SET PROBLEM – The code review page below defines a function named MakeSegmentedAggregateRel. Give the name of each parameter that function takes, in order.

PAGE EXTRACT –
>> begin

You are viewing a plain text version of this content. The canonical link for it is here.
Posted to github@arrow.apache.org by "westonpace (via GitHub)" <gi...@apache.org> on 2023/03/22 15:32:38 UTC

[GitHub] [arrow] westonpace commented on a diff in pull request #34627: GH-34626: [C++] Add ordered/segmented aggregation Substrait extension

westonpace commented on code in PR #34627:
URL: https://github.com/apache/arrow/pull/34627#discussion_r1145005055


##########
cpp/src/arrow/engine/substrait/options.cc:
##########
@@ -166,6 +171,57 @@ class DefaultExtensionProvider : public BaseExtensionProvider {
                                      named_tap_rel.name(), std::move(renamed_schema)));
     return RelationInfo{{std::move(decl), std::move(renamed_schema)}, std::nullopt};
   }
+
+  Result<RelationInfo> MakeSegmentedAggregateRel(
+      const ConversionOptions& conv_opts, const std::vector<DeclarationInfo>& inputs,
+      const substrait_ext::SegmentedAggregateRel& seg_agg_rel,
+      const ExtensionSet& ext_set) {
+    if (inputs.size() != 1) {
+      return Status::Invalid(
+          "substrait_ext::SegmentedAggregateRel requires a single input but got: ",
+          inputs.size());
+    }
+
+    auto input_schema = inputs[0].output_schema;
+
+    ConversionOptions conversion_options;
+
+    // store segment key fields to be used when output schema is created
+    std::vector<int> segment_key_field_ids;
+    std::vector<FieldRef> segment_keys;
+    if (seg_agg_rel.segment_groupings_size() > 0) {
+      ARROW_RETURN_NOT_OK(internal::ParseAggregateGrouping(
+          seg_agg_rel.segment_groupings(0), ext_set, conversion_options, input_schema,
+          &segment_key_field_ids, &segment_keys));
+    }
+
+    const auto& aggregate = seg_agg_rel.aggregate();
+    ARROW_ASSIGN_OR_RAISE(
+        auto decl_info,
+        internal::ParseAggregateDeclaration(

Review Comment:
   In Substrait itself we have been discouraging this kind of approach when creating physical relations because:
   
    * It's too expressive - We don't consume all kinds of AggregateRel (e.g. expressions in a grouping have to be direct references) and, since this is a physical relation, we should only expose what we can consume.

>> end

EXTRACTED INFORMATION –
>> begin

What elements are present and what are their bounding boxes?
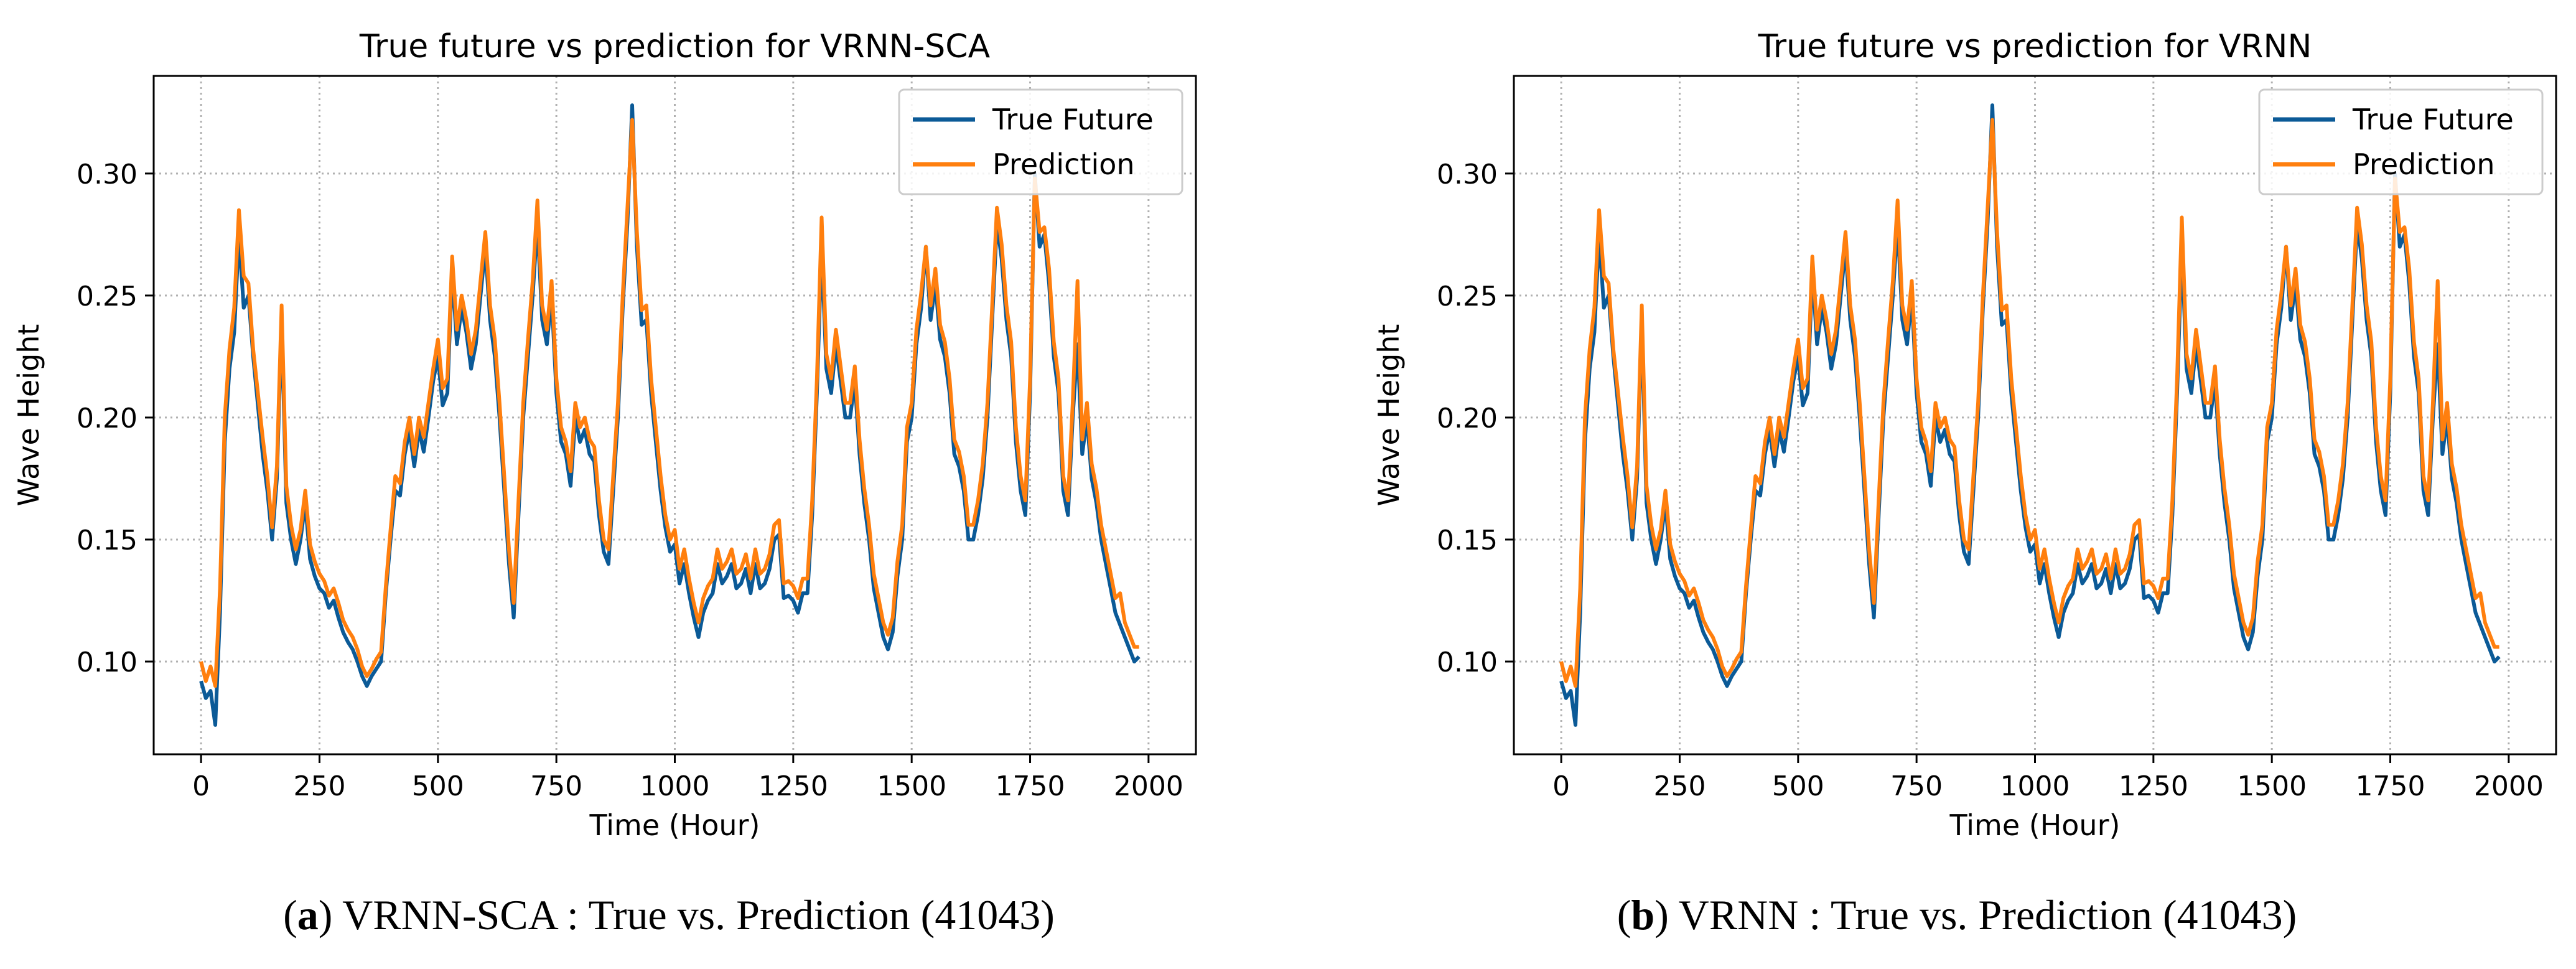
y-axis-label: Wave Height <box>12 324 45 507</box>
chart-panel-vrnn-sca: 0 250 500 750 1000 1250 1500 1750 2000 0.10 0.15 0.… <box>12 28 1197 842</box>
x-tick-label: 500 <box>412 770 464 802</box>
y-tick-label: 0.20 <box>77 403 138 434</box>
x-tick-label: 1250 <box>2119 770 2188 802</box>
chart-title: True future vs prediction for VRNN-SCA <box>359 28 991 65</box>
x-tick-label: 0 <box>1552 770 1570 802</box>
caption-text-b: VRNN : True vs. Prediction (41043) <box>1678 891 2297 939</box>
legend-label: True Future <box>992 103 1154 136</box>
caption-vrnn-sca: (a) VRNN-SCA : True vs. Prediction (4104… <box>283 891 1055 939</box>
x-tick-label: 1750 <box>2356 770 2425 802</box>
y-tick-label: 0.25 <box>1437 281 1498 312</box>
series-line-prediction <box>1559 118 2499 688</box>
legend-box <box>898 88 1183 195</box>
x-tick-label: 2000 <box>1114 770 1183 802</box>
x-tick-label: 1500 <box>877 770 946 802</box>
x-axis-label: Time (Hour) <box>1949 808 2121 842</box>
x-tick-label: 1000 <box>2000 770 2070 802</box>
chart-panel-vrnn: 0 250 500 750 1000 1250 1500 1750 2000 0.10 0.15 0.… <box>1372 28 2557 842</box>
x-tick-label: 1000 <box>640 770 710 802</box>
caption-text-a: VRNN-SCA : True vs. Prediction (41043) <box>342 891 1055 939</box>
x-tick-label: 1500 <box>2237 770 2307 802</box>
series-line-true-future <box>199 103 1141 727</box>
x-tick-label: 750 <box>530 770 582 802</box>
y-tick-label: 0.30 <box>77 159 138 190</box>
x-tick-label: 500 <box>1772 770 1824 802</box>
y-tick-label: 0.30 <box>1437 159 1498 190</box>
legend-box <box>2258 88 2544 195</box>
y-tick-label: 0.10 <box>1437 647 1498 678</box>
legend-label: Prediction <box>2353 147 2495 181</box>
caption-label-b: b <box>1631 891 1655 939</box>
y-axis-label: Wave Height <box>1372 324 1406 507</box>
y-tick-label: 0.15 <box>77 525 138 556</box>
series-line-true-future <box>1559 103 2501 727</box>
x-tick-label: 1750 <box>996 770 1065 802</box>
x-tick-label: 1250 <box>758 770 828 802</box>
y-tick-label: 0.10 <box>77 647 138 678</box>
x-tick-label: 250 <box>1653 770 1706 802</box>
x-tick-label: 0 <box>192 770 210 802</box>
legend-label: Prediction <box>992 147 1135 181</box>
caption-label-a: a <box>297 891 319 939</box>
caption-vrnn: (b) VRNN : True vs. Prediction (41043) <box>1617 891 2297 939</box>
x-tick-label: 2000 <box>2474 770 2544 802</box>
x-tick-label: 250 <box>293 770 345 802</box>
y-tick-label: 0.20 <box>1437 403 1498 434</box>
chart-title: True future vs prediction for VRNN <box>1758 28 2312 65</box>
x-axis-label: Time (Hour) <box>589 808 760 842</box>
y-tick-label: 0.15 <box>1437 525 1498 556</box>
x-tick-label: 750 <box>1890 770 1943 802</box>
series-line-prediction <box>199 118 1139 688</box>
legend-label: True Future <box>2352 103 2514 136</box>
y-tick-label: 0.25 <box>77 281 138 312</box>
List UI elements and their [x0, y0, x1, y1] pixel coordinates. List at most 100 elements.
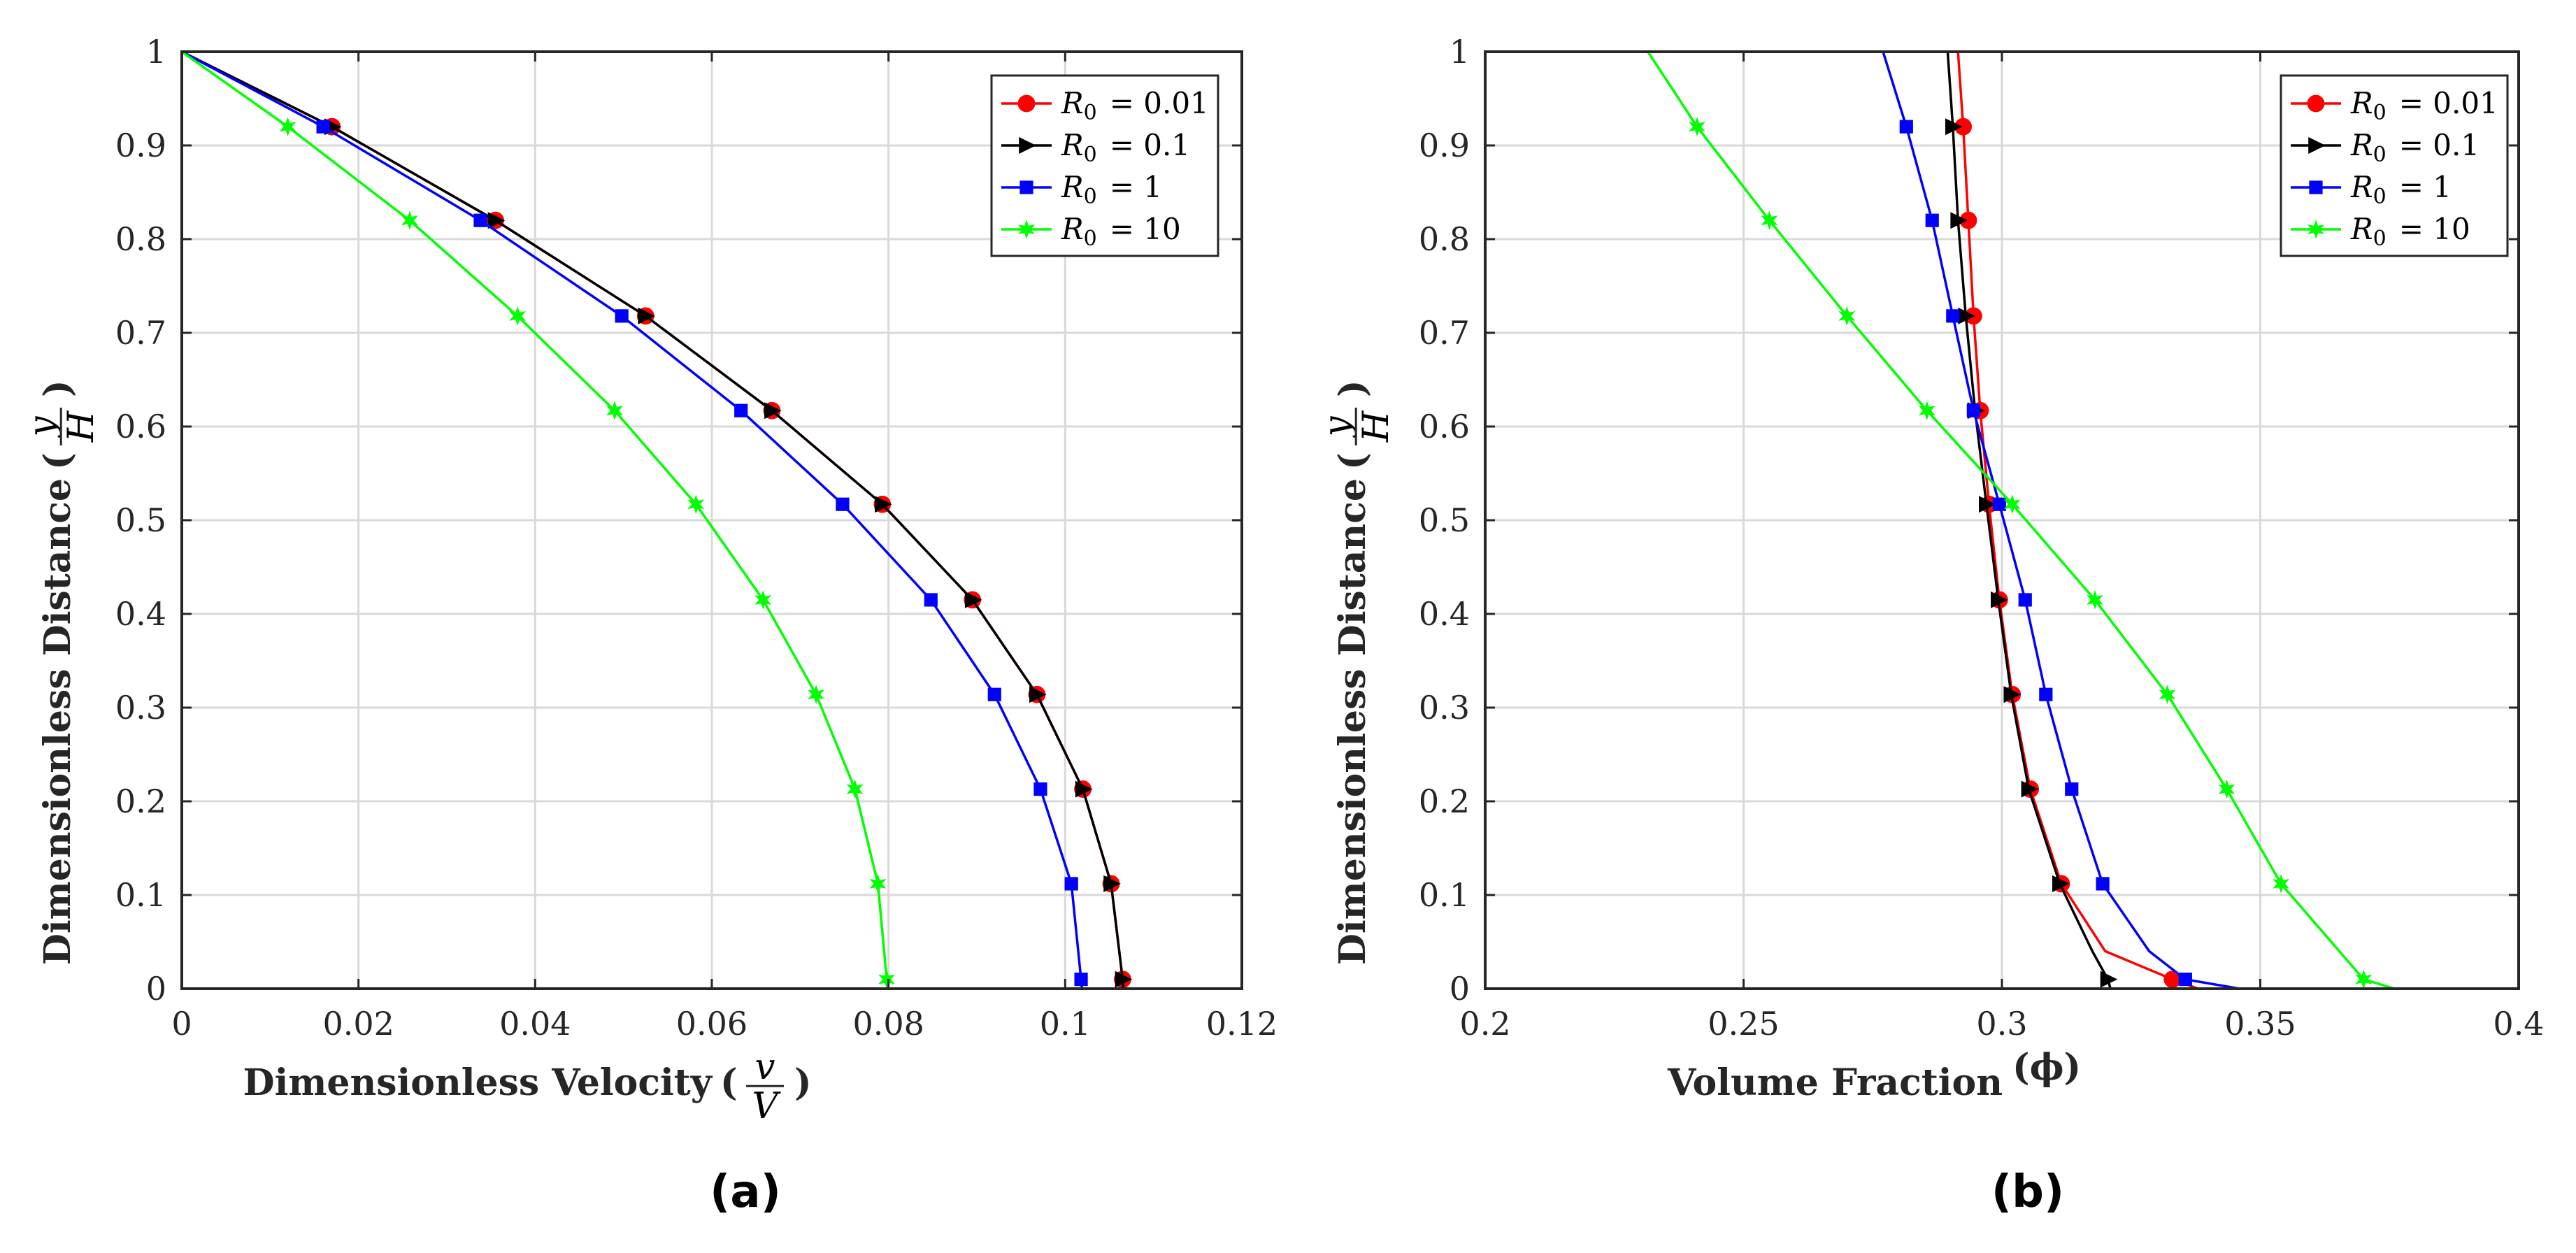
panel-a-series-2: [182, 52, 1133, 989]
legend-subscript: 0: [1084, 143, 1097, 167]
legend-label: R0 = 0.1: [2350, 128, 2480, 167]
y-tick-label: 0.7: [1419, 314, 1470, 352]
y-label-open-paren: (: [36, 452, 79, 470]
panel-b-series-4: [1647, 52, 2396, 989]
panel-a-y-axis-label: Dimensionless Distance ( yH): [22, 380, 102, 965]
x-tick-label: 0.3: [1976, 1005, 2027, 1043]
panel-b-series-2-marker: [1950, 212, 1968, 229]
legend-value: = 0.1: [2399, 128, 2480, 162]
x-tick-label: 0.12: [1206, 1005, 1278, 1043]
panel-a-label: (a): [710, 1166, 781, 1218]
panel-b-x-label-symbol: (ϕ): [2012, 1046, 2081, 1089]
legend-marker: [1017, 94, 1036, 113]
panel-b-series-3-marker: [2018, 593, 2032, 607]
legend-value: = 10: [1110, 212, 1181, 246]
x-tick-label: 0.08: [852, 1005, 924, 1043]
panel-a-series-3-marker: [473, 213, 487, 227]
y-tick-label: 0.3: [1419, 689, 1470, 726]
panel-b-series-4-marker: [2273, 874, 2289, 894]
legend-label: R0 = 1: [1061, 170, 1162, 209]
y-label-close-paren: ): [36, 380, 79, 397]
panel-b-series-4-marker: [2003, 494, 2021, 514]
panel-a-series-4-marker: [509, 306, 526, 326]
panel-b-x-axis-title: Volume Fraction: [1667, 1061, 2003, 1104]
y-tick-label: 0.2: [115, 782, 166, 820]
legend-symbol: R: [2350, 86, 2373, 120]
y-label-close-paren: ): [1331, 380, 1374, 397]
legend-label: R0 = 10: [2350, 212, 2470, 251]
x-tick-label: 0.02: [322, 1005, 394, 1043]
legend-value: = 0.01: [2399, 86, 2498, 120]
legend-subscript: 0: [1084, 101, 1097, 125]
legend-marker: [2307, 94, 2325, 113]
panel-a: 0 0.02 0.04 0.06 0.08 0.1 0.12 0 0.1 0.2 0.3 0.4 0.5…: [22, 33, 1278, 1218]
panel-a-series-4-marker: [279, 117, 296, 136]
y-tick-label: 1: [1450, 33, 1470, 71]
panel-b-series-2-marker: [2003, 686, 2022, 703]
legend-value: = 0.01: [1110, 86, 1209, 120]
panel-b-series-3-marker: [1966, 403, 1980, 417]
y-tick-label: 0.7: [115, 314, 166, 352]
panel-a-y-label-fraction: yH: [22, 408, 102, 445]
y-tick-label: 0.2: [1419, 782, 1470, 820]
y-tick-label: 0: [1450, 970, 1470, 1008]
y-tick-label: 0.6: [115, 408, 166, 445]
panel-a-series-2-marker: [1103, 875, 1121, 892]
panel-b-y-axis-label: Dimensionless Distance (yH): [1317, 380, 1397, 965]
panel-b-series-4-marker: [2159, 685, 2176, 704]
y-tick-label: 0.4: [115, 595, 166, 633]
panel-b-series-2-marker: [1979, 496, 1996, 513]
legend-value: = 0.1: [1110, 128, 1190, 162]
panel-b-ticks: 0.2 0.25 0.3 0.35 0.4 0 0.1 0.2 0.3 0.4 0.5 0.6 0.7 0…: [1419, 33, 2545, 1043]
panel-a-legend-entry-2: R0 = 0.1: [1001, 128, 1190, 167]
panel-b-y-label-fraction: yH: [1317, 408, 1397, 445]
panel-b-series-2-marker: [1958, 307, 1976, 324]
panel-a-series-2-marker: [638, 307, 656, 324]
panel-b-x-axis-label: Volume Fraction (ϕ): [1667, 1046, 2081, 1104]
x-tick-label: 0.2: [1459, 1005, 1510, 1043]
panel-a-legend-entry-3: R0 = 1: [1001, 170, 1162, 209]
panel-b-series-4-marker: [1918, 401, 1935, 420]
panel-a-series-3-marker: [987, 687, 1001, 701]
panel-b-series-4-marker: [1689, 117, 1705, 136]
panel-b: 0.2 0.25 0.3 0.35 0.4 0 0.1 0.2 0.3 0.4 0.5 0.6 0.7 0…: [1317, 33, 2545, 1218]
y-tick-label: 0.3: [115, 689, 166, 726]
panel-b-legend-entry-2: R0 = 0.1: [2291, 128, 2480, 167]
legend-subscript: 0: [2373, 227, 2387, 251]
legend-label: R0 = 1: [2350, 170, 2452, 209]
panel-b-legend-entry-3: R0 = 1: [2291, 170, 2452, 209]
legend-subscript: 0: [2373, 185, 2387, 209]
panel-a-y-axis-title: Dimensionless Distance: [36, 478, 79, 965]
legend-label: R0 = 10: [1061, 212, 1181, 251]
legend-marker: [1018, 220, 1035, 239]
panel-a-series-2-marker: [487, 212, 506, 229]
legend-value: = 10: [2399, 212, 2470, 246]
panel-a-series-3-line: [182, 52, 1084, 989]
panel-b-legend-entry-4: R0 = 10: [2291, 212, 2470, 251]
legend-symbol: R: [1061, 86, 1084, 120]
panel-a-series-4-marker: [846, 779, 864, 799]
x-tick-label: 0.25: [1708, 1005, 1779, 1043]
panel-b-series-3-marker: [2178, 973, 2192, 987]
y-tick-label: 0.6: [1419, 408, 1470, 445]
legend-symbol: R: [2350, 128, 2373, 162]
panel-a-x-axis-label: Dimensionless Velocity(vV): [243, 1047, 811, 1127]
y-tick-label: 0.9: [115, 127, 166, 164]
legend-subscript: 0: [1084, 227, 1097, 251]
panel-b-y-axis-title: Dimensionless Distance: [1331, 478, 1374, 965]
panel-a-series-3-marker: [615, 309, 629, 323]
panel-a-ticks: 0 0.02 0.04 0.06 0.08 0.1 0.12 0 0.1 0.2 0.3 0.4 0.5…: [115, 33, 1278, 1043]
panel-a-series-4-line: [182, 52, 889, 989]
panel-b-series-3-marker: [1946, 309, 1960, 323]
panel-b-series-2-marker: [2100, 971, 2118, 988]
panel-b-y-label-fraction-denominator: H: [1356, 410, 1397, 443]
panel-a-x-label-fraction: vV: [746, 1047, 784, 1127]
panel-a-series-2-marker: [964, 591, 982, 608]
panel-a-series-4-marker: [606, 401, 623, 420]
panel-a-series-2-line: [182, 52, 1125, 989]
legend-subscript: 0: [2373, 143, 2387, 167]
y-tick-label: 1: [146, 33, 166, 71]
y-tick-label: 0.5: [1419, 501, 1470, 539]
legend-subscript: 0: [2373, 101, 2387, 125]
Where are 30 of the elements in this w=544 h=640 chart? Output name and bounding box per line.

>> end

ANSWER TO THIS PROBLEM – conv_opts, inputs, seg_agg_rel, ext_set